» **Your instructions**:
Repeat every line of the material, character for character.

» **Source data**:

--- --- ---

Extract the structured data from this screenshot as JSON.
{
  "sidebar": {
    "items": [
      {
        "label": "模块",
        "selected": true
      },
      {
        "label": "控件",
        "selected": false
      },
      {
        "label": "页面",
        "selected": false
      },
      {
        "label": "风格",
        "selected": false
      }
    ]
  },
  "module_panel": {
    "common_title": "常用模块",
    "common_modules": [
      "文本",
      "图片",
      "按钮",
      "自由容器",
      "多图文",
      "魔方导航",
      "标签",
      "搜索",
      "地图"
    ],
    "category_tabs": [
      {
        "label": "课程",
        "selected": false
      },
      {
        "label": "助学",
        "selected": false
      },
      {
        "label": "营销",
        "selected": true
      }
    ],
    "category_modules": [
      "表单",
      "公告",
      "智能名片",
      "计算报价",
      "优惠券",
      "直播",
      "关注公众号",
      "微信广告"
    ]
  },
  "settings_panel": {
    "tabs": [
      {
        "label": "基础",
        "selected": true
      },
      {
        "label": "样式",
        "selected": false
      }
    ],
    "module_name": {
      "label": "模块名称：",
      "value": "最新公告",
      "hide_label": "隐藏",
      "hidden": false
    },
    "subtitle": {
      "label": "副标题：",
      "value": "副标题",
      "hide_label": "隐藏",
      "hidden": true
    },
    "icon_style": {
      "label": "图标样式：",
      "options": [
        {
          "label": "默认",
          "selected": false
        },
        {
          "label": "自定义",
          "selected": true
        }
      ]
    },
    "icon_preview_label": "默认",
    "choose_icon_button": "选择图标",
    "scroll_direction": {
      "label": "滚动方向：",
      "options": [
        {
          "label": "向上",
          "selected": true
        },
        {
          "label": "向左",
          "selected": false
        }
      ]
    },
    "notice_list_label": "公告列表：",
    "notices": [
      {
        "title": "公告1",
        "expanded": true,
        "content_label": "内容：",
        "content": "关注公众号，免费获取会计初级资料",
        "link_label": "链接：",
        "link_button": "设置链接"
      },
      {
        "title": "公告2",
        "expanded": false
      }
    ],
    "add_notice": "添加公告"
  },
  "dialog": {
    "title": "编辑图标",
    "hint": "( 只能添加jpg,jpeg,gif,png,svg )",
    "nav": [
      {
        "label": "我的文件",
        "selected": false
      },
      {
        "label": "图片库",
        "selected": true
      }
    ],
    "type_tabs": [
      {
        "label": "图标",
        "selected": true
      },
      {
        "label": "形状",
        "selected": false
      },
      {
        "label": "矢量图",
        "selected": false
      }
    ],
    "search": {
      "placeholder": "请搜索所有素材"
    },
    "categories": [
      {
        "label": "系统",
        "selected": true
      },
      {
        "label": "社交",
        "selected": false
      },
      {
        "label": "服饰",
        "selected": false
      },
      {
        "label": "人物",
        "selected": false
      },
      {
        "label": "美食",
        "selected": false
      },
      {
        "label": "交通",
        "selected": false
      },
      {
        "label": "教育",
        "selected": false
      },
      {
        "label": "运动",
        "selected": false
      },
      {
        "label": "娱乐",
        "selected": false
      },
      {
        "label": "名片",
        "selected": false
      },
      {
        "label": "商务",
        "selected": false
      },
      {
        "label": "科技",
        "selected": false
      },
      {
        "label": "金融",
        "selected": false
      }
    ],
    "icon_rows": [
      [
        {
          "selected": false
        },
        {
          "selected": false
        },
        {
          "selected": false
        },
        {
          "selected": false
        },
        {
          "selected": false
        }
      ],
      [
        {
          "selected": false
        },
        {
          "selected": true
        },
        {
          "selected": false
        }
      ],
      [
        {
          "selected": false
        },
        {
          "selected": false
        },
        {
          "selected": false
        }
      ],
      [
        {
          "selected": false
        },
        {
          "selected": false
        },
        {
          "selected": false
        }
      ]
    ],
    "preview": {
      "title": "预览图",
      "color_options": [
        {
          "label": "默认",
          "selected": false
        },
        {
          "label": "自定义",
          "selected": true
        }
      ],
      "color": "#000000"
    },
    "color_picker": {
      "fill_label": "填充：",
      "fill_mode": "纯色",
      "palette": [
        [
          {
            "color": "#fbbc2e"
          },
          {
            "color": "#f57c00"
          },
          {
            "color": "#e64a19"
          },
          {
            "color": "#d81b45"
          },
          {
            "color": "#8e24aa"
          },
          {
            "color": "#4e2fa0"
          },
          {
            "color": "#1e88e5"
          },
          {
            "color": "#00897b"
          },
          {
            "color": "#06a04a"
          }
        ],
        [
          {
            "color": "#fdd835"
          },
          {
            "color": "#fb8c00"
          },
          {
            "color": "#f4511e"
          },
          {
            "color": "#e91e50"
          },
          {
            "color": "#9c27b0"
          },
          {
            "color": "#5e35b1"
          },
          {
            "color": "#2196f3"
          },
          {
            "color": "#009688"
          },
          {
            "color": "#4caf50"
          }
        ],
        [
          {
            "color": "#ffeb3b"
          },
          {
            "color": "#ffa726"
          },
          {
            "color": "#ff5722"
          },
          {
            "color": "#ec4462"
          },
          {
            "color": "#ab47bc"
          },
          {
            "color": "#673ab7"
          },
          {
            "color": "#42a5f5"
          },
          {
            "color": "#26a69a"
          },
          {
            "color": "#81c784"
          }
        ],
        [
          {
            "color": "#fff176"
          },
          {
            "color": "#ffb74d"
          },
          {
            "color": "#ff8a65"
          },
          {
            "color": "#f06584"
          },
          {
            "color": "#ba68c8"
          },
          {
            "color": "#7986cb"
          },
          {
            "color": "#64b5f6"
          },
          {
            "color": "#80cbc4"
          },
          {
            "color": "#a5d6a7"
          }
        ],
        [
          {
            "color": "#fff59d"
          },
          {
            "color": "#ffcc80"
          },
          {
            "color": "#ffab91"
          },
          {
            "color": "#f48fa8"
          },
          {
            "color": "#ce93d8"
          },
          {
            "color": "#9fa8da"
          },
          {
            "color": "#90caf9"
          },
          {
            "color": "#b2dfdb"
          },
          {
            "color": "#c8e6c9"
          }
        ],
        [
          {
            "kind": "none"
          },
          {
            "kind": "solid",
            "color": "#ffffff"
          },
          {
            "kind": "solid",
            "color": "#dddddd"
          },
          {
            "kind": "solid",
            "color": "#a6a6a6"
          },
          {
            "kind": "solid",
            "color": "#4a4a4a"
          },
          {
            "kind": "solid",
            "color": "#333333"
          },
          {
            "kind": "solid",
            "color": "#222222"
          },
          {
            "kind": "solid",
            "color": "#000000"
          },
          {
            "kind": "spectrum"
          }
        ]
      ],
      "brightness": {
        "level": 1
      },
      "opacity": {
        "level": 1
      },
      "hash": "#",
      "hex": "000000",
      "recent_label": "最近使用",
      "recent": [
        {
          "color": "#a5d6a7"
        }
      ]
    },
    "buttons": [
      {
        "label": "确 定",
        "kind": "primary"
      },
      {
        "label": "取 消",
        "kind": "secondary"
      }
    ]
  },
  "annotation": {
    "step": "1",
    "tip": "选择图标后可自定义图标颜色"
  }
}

--- --- ---

» **Expected answer**:
Extract the structured data from this screenshot as JSON.
{
  "sidebar": {
    "items": [
      {
        "label": "模块",
        "selected": true
      },
      {
        "label": "控件",
        "selected": false
      },
      {
        "label": "页面",
        "selected": false
      },
      {
        "label": "风格",
        "selected": false
      }
    ]
  },
  "module_panel": {
    "common_title": "常用模块",
    "common_modules": [
      "文本",
      "图片",
      "按钮",
      "自由容器",
      "多图文",
      "魔方导航",
      "标签",
      "搜索",
      "地图"
    ],
    "category_tabs": [
      {
        "label": "课程",
        "selected": false
      },
      {
        "label": "助学",
        "selected": false
      },
      {
        "label": "营销",
        "selected": true
      }
    ],
    "category_modules": [
      "表单",
      "公告",
      "智能名片",
      "计算报价",
      "优惠券",
      "直播",
      "关注公众号",
      "微信广告"
    ]
  },
  "settings_panel": {
    "tabs": [
      {
        "label": "基础",
        "selected": true
      },
      {
        "label": "样式",
        "selected": false
      }
    ],
    "module_name": {
      "label": "模块名称：",
      "value": "最新公告",
      "hide_label": "隐藏",
      "hidden": false
    },
    "subtitle": {
      "label": "副标题：",
      "value": "副标题",
      "hide_label": "隐藏",
      "hidden": true
    },
    "icon_style": {
      "label": "图标样式：",
      "options": [
        {
          "label": "默认",
          "selected": false
        },
        {
          "label": "自定义",
          "selected": true
        }
      ]
    },
    "icon_preview_label": "默认",
    "choose_icon_button": "选择图标",
    "scroll_direction": {
      "label": "滚动方向：",
      "options": [
        {
          "label": "向上",
          "selected": true
        },
        {
          "label": "向左",
          "selected": false
        }
      ]
    },
    "notice_list_label": "公告列表：",
    "notices": [
      {
        "title": "公告1",
        "expanded": true,
        "content_label": "内容：",
        "content": "关注公众号，免费获取会计初级资料",
        "link_label": "链接：",
        "link_button": "设置链接"
      },
      {
        "title": "公告2",
        "expanded": false
      }
    ],
    "add_notice": "添加公告"
  },
  "dialog": {
    "title": "编辑图标",
    "hint": "( 只能添加jpg,jpeg,gif,png,svg )",
    "nav": [
      {
        "label": "我的文件",
        "selected": false
      },
      {
        "label": "图片库",
        "selected": true
      }
    ],
    "type_tabs": [
      {
        "label": "图标",
        "selected": true
      },
      {
        "label": "形状",
        "selected": false
      },
      {
        "label": "矢量图",
        "selected": false
      }
    ],
    "search": {
      "placeholder": "请搜索所有素材"
    },
    "categories": [
      {
        "label": "系统",
        "selected": true
      },
      {
        "label": "社交",
        "selected": false
      },
      {
        "label": "服饰",
        "selected": false
      },
      {
        "label": "人物",
        "selected": false
      },
      {
        "label": "美食",
        "selected": false
      },
      {
        "label": "交通",
        "selected": false
      },
      {
        "label": "教育",
        "selected": false
      },
      {
        "label": "运动",
        "selected": false
      },
      {
        "label": "娱乐",
        "selected": false
      },
      {
        "label": "名片",
        "selected": false
      },
      {
        "label": "商务",
        "selected": false
      },
      {
        "label": "科技",
        "selected": false
      },
      {
        "label": "金融",
        "selected": false
      }
    ],
    "icon_rows": [
      [
        {
          "selected": false
        },
        {
          "selected": false
        },
        {
          "selected": false
        },
        {
          "selected": false
        },
        {
          "selected": false
        }
      ],
      [
        {
          "selected": false
        },
        {
          "selected": true
        },
        {
          "selected": false
        }
      ],
      [
        {
          "selected": false
        },
        {
          "selected": false
        },
        {
          "selected": false
        }
      ],
      [
        {
          "selected": false
        },
        {
          "selected": false
        },
        {
          "selected": false
        }
      ]
    ],
    "preview": {
      "title": "预览图",
      "color_options": [
        {
          "label": "默认",
          "selected": false
        },
        {
          "label": "自定义",
          "selected": true
        }
      ],
      "color": "#000000"
    },
    "color_picker": {
      "fill_label": "填充：",
      "fill_mode": "纯色",
      "palette": [
        [
          {
            "color": "#fbbc2e"
          },
          {
            "color": "#f57c00"
          },
          {
            "color": "#e64a19"
          },
          {
            "color": "#d81b45"
          },
          {
            "color": "#8e24aa"
          },
          {
            "color": "#4e2fa0"
          },
          {
            "color": "#1e88e5"
          },
          {
            "color": "#00897b"
          },
          {
            "color": "#06a04a"
          }
        ],
        [
          {
            "color": "#fdd835"
          },
          {
            "color": "#fb8c00"
          },
          {
            "color": "#f4511e"
          },
          {
            "color": "#e91e50"
          },
          {
            "color": "#9c27b0"
          },
          {
            "color": "#5e35b1"
          },
          {
            "color": "#2196f3"
          },
          {
            "color": "#009688"
          },
          {
            "color": "#4caf50"
          }
        ],
        [
          {
            "color": "#ffeb3b"
          },
          {
            "color": "#ffa726"
          },
          {
            "color": "#ff5722"
          },
          {
            "color": "#ec4462"
          },
          {
            "color": "#ab47bc"
          },
          {
            "color": "#673ab7"
          },
          {
            "color": "#42a5f5"
          },
          {
            "color": "#26a69a"
          },
          {
            "color": "#81c784"
          }
        ],
        [
          {
            "color": "#fff176"
          },
          {
            "color": "#ffb74d"
          },
          {
            "color": "#ff8a65"
          },
          {
            "color": "#f06584"
          },
          {
            "color": "#ba68c8"
          },
          {
            "color": "#7986cb"
          },
          {
            "color": "#64b5f6"
          },
          {
            "color": "#80cbc4"
          },
          {
            "color": "#a5d6a7"
          }
        ],
        [
          {
            "color": "#fff59d"
          },
          {
            "color": "#ffcc80"
          },
          {
            "color": "#ffab91"
          },
          {
            "color": "#f48fa8"
          },
          {
            "color": "#ce93d8"
          },
          {
            "color": "#9fa8da"
          },
          {
            "color": "#90caf9"
          },
          {
            "color": "#b2dfdb"
          },
          {
            "color": "#c8e6c9"
          }
        ],
        [
          {
            "kind": "none"
          },
          {
            "kind": "solid",
            "color": "#ffffff"
          },
          {
            "kind": "solid",
            "color": "#dddddd"
          },
          {
            "kind": "solid",
            "color": "#a6a6a6"
          },
          {
            "kind": "solid",
            "color": "#4a4a4a"
          },
          {
            "kind": "solid",
            "color": "#333333"
          },
          {
            "kind": "solid",
            "color": "#222222"
          },
          {
            "kind": "solid",
            "color": "#000000"
          },
          {
            "kind": "spectrum"
          }
        ]
      ],
      "brightness": {
        "level": 1
      },
      "opacity": {
        "level": 1
      },
      "hash": "#",
      "hex": "000000",
      "recent_label": "最近使用",
      "recent": [
        {
          "color": "#a5d6a7"
        }
      ]
    },
    "buttons": [
      {
        "label": "确 定",
        "kind": "primary"
      },
      {
        "label": "取 消",
        "kind": "secondary"
      }
    ]
  },
  "annotation": {
    "step": "1",
    "tip": "选择图标后可自定义图标颜色"
  }
}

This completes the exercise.